Your objective
Please pull out every line that includes the string "Replace".

[Stored data]
● ● ● ● ●

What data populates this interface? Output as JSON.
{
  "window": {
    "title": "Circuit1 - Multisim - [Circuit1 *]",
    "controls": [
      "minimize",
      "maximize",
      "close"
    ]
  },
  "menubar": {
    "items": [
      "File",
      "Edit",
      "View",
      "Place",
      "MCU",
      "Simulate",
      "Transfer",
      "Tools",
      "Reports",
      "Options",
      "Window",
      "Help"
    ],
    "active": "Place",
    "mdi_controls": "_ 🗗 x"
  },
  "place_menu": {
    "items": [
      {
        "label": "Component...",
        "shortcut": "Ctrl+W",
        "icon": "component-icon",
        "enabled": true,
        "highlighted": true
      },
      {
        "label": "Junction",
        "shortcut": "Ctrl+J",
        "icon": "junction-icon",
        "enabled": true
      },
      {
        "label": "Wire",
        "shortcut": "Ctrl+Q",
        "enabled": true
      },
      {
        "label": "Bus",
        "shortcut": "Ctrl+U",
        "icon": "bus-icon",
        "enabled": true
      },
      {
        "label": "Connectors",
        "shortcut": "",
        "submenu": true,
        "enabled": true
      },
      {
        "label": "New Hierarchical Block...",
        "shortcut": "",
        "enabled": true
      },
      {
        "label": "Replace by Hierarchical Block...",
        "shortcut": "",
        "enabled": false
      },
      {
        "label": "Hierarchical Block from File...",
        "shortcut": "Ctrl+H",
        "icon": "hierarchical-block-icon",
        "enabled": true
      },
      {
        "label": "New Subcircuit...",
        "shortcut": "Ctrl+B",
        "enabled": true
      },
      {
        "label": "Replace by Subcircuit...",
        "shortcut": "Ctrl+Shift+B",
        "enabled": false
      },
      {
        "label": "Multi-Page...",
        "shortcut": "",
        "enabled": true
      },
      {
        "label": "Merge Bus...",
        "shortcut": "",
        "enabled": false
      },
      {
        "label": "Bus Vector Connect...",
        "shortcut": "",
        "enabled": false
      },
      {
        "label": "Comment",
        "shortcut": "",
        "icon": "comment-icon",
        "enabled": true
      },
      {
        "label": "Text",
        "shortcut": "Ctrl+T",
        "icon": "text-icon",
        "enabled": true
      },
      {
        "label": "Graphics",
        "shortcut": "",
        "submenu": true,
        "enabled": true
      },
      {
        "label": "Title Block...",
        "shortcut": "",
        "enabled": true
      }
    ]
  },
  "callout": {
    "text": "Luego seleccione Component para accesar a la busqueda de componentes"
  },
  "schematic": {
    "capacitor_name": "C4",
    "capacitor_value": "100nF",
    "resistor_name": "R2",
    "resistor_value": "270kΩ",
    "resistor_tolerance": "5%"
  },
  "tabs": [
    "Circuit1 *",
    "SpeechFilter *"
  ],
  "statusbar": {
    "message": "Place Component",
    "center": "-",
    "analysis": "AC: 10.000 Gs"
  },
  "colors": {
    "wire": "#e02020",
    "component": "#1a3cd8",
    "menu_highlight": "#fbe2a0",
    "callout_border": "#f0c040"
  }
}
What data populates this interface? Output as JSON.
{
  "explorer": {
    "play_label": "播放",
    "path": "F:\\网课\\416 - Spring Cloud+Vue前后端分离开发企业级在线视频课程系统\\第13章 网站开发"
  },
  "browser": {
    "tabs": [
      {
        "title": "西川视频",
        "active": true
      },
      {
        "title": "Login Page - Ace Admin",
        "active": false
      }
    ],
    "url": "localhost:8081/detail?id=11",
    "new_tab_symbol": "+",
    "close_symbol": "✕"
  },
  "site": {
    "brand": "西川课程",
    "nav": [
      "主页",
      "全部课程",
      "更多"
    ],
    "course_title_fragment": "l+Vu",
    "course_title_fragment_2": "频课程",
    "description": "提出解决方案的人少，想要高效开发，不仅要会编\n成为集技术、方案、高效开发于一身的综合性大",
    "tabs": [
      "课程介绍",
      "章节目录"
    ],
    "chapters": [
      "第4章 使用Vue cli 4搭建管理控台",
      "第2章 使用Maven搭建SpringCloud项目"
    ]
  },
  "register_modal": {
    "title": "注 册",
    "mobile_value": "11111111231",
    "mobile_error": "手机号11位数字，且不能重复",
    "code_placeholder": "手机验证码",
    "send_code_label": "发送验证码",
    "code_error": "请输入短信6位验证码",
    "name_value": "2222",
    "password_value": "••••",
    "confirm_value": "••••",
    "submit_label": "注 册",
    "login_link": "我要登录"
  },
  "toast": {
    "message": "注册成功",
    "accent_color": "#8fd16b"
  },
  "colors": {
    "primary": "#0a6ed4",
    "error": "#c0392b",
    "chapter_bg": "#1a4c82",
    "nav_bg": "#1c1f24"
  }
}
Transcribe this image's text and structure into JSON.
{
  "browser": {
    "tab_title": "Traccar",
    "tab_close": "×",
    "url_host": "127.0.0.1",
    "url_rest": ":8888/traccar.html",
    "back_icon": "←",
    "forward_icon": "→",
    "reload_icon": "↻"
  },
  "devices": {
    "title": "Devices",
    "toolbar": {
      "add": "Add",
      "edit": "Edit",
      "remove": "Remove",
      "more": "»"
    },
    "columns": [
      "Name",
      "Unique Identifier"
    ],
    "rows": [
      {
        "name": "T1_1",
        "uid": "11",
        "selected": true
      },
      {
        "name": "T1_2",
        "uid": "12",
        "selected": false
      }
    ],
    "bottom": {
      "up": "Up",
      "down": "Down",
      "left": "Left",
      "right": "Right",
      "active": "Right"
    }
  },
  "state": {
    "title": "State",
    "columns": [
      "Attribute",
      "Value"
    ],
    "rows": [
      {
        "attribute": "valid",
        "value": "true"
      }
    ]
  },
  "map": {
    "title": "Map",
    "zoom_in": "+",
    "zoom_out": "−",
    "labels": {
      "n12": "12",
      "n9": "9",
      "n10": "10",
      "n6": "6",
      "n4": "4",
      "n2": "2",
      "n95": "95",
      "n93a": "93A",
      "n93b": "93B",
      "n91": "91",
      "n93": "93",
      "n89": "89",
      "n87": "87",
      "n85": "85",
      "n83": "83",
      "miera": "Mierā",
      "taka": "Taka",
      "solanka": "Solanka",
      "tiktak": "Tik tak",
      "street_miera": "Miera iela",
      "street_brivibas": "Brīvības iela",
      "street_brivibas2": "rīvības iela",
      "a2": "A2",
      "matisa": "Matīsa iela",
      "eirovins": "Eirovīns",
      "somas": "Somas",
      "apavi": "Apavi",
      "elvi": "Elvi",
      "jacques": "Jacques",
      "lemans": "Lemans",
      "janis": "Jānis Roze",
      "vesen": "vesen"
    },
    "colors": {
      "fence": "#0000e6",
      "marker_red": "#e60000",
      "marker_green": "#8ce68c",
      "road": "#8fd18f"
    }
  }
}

● ● ● ● ●

Solution to the problem
        "label": "Replace by Hierarchical Block...",
        "label": "Replace by Subcircuit...",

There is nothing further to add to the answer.